| What to produce |
Find the word "Save" in the data. Return every line where it appears.

(Collected data)

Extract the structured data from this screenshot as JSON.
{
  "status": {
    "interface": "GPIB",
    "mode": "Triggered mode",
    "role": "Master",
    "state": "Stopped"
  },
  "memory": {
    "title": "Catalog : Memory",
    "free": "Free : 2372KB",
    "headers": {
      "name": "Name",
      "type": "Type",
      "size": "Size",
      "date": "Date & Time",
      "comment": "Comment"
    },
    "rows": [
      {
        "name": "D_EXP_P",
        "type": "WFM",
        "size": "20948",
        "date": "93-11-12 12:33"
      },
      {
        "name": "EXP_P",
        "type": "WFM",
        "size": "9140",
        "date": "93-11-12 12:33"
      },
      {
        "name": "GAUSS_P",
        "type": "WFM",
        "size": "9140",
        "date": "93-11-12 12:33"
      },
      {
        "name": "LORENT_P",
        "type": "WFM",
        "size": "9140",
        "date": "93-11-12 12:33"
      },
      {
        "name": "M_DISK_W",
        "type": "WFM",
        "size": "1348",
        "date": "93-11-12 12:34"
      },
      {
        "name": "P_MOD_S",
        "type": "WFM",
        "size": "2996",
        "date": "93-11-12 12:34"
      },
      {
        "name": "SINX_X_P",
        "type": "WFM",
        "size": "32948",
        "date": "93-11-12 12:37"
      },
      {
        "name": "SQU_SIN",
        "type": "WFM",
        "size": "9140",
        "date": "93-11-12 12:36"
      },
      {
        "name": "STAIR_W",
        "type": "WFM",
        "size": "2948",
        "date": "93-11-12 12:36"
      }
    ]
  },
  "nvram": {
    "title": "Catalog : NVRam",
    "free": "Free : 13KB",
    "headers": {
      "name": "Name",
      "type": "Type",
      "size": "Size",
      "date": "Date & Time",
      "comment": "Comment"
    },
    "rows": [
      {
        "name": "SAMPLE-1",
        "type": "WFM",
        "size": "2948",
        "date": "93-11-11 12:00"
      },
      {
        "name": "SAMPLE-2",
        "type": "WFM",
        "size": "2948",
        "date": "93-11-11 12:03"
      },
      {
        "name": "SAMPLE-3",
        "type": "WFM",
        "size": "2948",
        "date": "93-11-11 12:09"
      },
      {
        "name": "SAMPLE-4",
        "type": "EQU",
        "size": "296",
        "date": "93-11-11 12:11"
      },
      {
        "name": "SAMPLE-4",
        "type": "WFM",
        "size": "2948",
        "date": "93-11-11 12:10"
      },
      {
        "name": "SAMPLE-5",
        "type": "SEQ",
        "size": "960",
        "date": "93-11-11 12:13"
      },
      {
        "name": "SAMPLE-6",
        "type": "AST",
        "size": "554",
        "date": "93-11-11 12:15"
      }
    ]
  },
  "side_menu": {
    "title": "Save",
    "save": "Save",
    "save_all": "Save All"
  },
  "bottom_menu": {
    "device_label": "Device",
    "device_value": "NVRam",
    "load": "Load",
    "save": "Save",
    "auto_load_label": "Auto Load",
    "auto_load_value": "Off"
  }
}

| Reply to the exercise |
    "title": "Save",
    "save": "Save",
    "save_all": "Save All"
    "save": "Save",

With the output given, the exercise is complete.